Task | Rename "histogram-bar" to "column" in the material between the lines holding "localize each UI" and "- ytick: [57, 395, 61, 396]", inclusive, and return only those lines with everything else left unchanged.
## Begin Source material
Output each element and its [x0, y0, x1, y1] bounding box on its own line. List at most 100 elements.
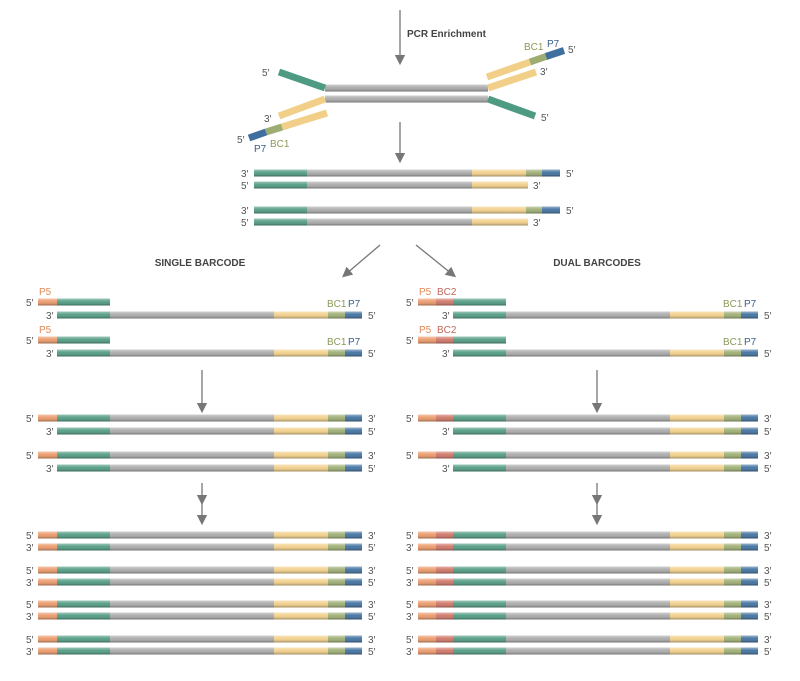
## End Source material
## Begin Source material
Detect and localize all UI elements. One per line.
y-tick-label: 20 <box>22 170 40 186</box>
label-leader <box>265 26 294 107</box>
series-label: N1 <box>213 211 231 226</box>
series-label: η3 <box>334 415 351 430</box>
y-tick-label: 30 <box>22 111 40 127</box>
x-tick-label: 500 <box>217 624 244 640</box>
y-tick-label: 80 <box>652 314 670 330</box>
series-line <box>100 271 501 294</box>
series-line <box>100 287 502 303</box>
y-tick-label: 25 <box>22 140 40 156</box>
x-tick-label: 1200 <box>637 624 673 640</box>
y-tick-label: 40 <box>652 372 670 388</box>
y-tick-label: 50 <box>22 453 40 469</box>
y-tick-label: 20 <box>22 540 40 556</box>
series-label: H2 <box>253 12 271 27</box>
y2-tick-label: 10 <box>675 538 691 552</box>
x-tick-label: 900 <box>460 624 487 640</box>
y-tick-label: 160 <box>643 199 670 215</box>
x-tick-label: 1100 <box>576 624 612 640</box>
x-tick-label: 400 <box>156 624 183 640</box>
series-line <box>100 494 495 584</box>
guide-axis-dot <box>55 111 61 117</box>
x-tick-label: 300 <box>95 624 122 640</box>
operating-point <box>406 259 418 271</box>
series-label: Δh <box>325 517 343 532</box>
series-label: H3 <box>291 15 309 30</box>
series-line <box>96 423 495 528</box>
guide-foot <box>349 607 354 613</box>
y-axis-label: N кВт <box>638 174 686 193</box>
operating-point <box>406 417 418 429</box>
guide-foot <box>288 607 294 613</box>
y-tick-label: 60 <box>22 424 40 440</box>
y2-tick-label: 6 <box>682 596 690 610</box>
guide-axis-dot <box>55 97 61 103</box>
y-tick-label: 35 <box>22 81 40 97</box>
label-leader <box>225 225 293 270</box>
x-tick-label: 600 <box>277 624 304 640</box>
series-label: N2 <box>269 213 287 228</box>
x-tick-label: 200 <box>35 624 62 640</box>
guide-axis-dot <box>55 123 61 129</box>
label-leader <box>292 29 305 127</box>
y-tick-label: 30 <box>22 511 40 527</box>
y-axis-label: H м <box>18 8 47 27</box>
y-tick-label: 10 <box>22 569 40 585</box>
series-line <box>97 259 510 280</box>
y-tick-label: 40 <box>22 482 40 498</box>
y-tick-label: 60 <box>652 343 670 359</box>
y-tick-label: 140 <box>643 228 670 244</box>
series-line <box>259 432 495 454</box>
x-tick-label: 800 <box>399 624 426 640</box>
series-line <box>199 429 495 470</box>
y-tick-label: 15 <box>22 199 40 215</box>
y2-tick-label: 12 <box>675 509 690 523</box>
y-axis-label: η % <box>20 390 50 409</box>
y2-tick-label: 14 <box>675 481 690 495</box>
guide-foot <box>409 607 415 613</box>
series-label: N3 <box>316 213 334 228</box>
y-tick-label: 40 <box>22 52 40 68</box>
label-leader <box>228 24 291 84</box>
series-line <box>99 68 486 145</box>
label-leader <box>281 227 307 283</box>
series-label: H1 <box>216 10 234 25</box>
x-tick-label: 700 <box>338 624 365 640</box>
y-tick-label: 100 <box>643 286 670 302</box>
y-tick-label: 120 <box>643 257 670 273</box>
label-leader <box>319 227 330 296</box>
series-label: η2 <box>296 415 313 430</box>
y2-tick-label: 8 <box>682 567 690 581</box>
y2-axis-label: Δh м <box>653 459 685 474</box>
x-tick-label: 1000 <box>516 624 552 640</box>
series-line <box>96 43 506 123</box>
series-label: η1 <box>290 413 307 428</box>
## End Source material
## Begin Source material
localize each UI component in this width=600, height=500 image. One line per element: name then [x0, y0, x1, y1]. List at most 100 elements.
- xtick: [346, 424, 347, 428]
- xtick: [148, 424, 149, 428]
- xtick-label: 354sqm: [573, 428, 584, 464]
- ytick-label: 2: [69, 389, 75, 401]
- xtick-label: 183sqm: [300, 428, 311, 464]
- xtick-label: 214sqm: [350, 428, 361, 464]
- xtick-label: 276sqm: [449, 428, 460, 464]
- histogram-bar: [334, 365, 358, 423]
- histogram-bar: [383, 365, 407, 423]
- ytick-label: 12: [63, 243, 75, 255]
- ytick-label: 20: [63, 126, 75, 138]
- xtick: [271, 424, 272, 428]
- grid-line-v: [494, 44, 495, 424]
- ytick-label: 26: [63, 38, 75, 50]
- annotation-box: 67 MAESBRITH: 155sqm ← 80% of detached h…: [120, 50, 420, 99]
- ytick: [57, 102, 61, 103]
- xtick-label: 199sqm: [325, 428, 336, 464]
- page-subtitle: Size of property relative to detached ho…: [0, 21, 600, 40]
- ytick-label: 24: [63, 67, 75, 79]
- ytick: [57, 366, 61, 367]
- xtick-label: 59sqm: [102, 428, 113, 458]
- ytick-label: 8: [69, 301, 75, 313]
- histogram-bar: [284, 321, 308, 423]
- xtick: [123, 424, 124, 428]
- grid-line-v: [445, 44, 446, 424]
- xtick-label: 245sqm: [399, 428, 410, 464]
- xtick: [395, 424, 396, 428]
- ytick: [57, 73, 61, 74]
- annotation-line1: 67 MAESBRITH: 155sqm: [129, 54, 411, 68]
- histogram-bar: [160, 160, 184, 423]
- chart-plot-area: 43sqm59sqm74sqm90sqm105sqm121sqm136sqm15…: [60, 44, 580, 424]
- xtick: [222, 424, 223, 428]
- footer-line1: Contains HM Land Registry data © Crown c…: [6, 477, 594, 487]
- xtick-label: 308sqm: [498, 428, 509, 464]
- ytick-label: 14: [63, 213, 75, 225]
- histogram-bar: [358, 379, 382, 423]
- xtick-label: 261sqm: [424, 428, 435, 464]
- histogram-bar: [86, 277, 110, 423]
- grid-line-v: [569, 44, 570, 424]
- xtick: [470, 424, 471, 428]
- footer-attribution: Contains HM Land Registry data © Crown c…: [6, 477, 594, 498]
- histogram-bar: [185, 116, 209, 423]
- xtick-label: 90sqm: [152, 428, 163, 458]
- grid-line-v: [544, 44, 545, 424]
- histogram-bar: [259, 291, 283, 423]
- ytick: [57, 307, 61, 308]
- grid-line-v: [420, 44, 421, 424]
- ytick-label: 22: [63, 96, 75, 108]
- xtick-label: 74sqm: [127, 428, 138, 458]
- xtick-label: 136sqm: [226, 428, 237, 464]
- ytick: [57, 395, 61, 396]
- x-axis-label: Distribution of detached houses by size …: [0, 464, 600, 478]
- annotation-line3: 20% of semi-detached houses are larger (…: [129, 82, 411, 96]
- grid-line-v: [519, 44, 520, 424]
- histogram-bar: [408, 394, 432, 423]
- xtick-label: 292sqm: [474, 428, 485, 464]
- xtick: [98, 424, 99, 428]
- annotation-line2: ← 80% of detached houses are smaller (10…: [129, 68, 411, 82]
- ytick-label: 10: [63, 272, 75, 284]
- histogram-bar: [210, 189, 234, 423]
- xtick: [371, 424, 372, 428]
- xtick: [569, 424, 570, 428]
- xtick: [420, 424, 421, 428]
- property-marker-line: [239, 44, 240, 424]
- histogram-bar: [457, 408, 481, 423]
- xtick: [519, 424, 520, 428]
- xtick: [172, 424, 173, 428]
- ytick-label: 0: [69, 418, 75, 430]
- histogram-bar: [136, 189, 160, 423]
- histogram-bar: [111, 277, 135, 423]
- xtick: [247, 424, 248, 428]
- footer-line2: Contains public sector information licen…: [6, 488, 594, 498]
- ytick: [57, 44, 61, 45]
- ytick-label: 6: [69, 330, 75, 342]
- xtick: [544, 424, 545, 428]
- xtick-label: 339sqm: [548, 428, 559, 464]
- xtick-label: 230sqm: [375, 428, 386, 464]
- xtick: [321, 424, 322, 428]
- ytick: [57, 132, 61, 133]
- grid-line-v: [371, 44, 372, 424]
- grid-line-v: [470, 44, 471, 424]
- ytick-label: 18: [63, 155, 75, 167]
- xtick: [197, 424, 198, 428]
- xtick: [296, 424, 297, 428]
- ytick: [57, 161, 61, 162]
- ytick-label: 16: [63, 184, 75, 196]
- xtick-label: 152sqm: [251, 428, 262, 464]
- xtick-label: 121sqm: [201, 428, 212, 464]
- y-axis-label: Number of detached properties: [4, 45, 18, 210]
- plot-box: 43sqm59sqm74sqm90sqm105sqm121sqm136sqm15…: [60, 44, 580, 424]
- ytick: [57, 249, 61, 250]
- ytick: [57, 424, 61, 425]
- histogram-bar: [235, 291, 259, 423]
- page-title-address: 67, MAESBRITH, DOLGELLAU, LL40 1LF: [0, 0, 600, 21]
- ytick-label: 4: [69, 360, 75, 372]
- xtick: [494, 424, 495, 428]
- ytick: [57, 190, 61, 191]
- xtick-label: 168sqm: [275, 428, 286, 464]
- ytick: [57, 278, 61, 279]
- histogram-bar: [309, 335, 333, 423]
## End Source material
The solution |
localize each UI component in this width=600, height=500 image. One line per element: name then [x0, y0, x1, y1]. List at most 100 elements.
- xtick: [346, 424, 347, 428]
- xtick: [148, 424, 149, 428]
- xtick-label: 354sqm: [573, 428, 584, 464]
- ytick-label: 2: [69, 389, 75, 401]
- xtick-label: 183sqm: [300, 428, 311, 464]
- xtick-label: 214sqm: [350, 428, 361, 464]
- xtick-label: 276sqm: [449, 428, 460, 464]
- column: [334, 365, 358, 423]
- column: [383, 365, 407, 423]
- ytick-label: 12: [63, 243, 75, 255]
- ytick-label: 20: [63, 126, 75, 138]
- xtick: [271, 424, 272, 428]
- grid-line-v: [494, 44, 495, 424]
- ytick-label: 26: [63, 38, 75, 50]
- annotation-box: 67 MAESBRITH: 155sqm ← 80% of detached h…: [120, 50, 420, 99]
- ytick: [57, 102, 61, 103]
- xtick-label: 199sqm: [325, 428, 336, 464]
- page-subtitle: Size of property relative to detached ho…: [0, 21, 600, 40]
- ytick-label: 24: [63, 67, 75, 79]
- ytick: [57, 366, 61, 367]
- xtick-label: 59sqm: [102, 428, 113, 458]
- ytick-label: 8: [69, 301, 75, 313]
- column: [284, 321, 308, 423]
- xtick: [123, 424, 124, 428]
- grid-line-v: [445, 44, 446, 424]
- xtick-label: 245sqm: [399, 428, 410, 464]
- xtick: [395, 424, 396, 428]
- ytick: [57, 73, 61, 74]
- annotation-line1: 67 MAESBRITH: 155sqm: [129, 54, 411, 68]
- column: [160, 160, 184, 423]
- chart-plot-area: 43sqm59sqm74sqm90sqm105sqm121sqm136sqm15…: [60, 44, 580, 424]
- xtick: [222, 424, 223, 428]
- footer-line1: Contains HM Land Registry data © Crown c…: [6, 477, 594, 487]
- xtick-label: 308sqm: [498, 428, 509, 464]
- ytick-label: 14: [63, 213, 75, 225]
- column: [358, 379, 382, 423]
- xtick-label: 261sqm: [424, 428, 435, 464]
- column: [86, 277, 110, 423]
- grid-line-v: [569, 44, 570, 424]
- xtick: [470, 424, 471, 428]
- footer-attribution: Contains HM Land Registry data © Crown c…: [6, 477, 594, 498]
- column: [185, 116, 209, 423]
- xtick-label: 90sqm: [152, 428, 163, 458]
- grid-line-v: [544, 44, 545, 424]
- column: [259, 291, 283, 423]
- ytick: [57, 307, 61, 308]
- grid-line-v: [420, 44, 421, 424]
- ytick-label: 22: [63, 96, 75, 108]
- xtick-label: 74sqm: [127, 428, 138, 458]
- xtick-label: 136sqm: [226, 428, 237, 464]
- ytick: [57, 395, 61, 396]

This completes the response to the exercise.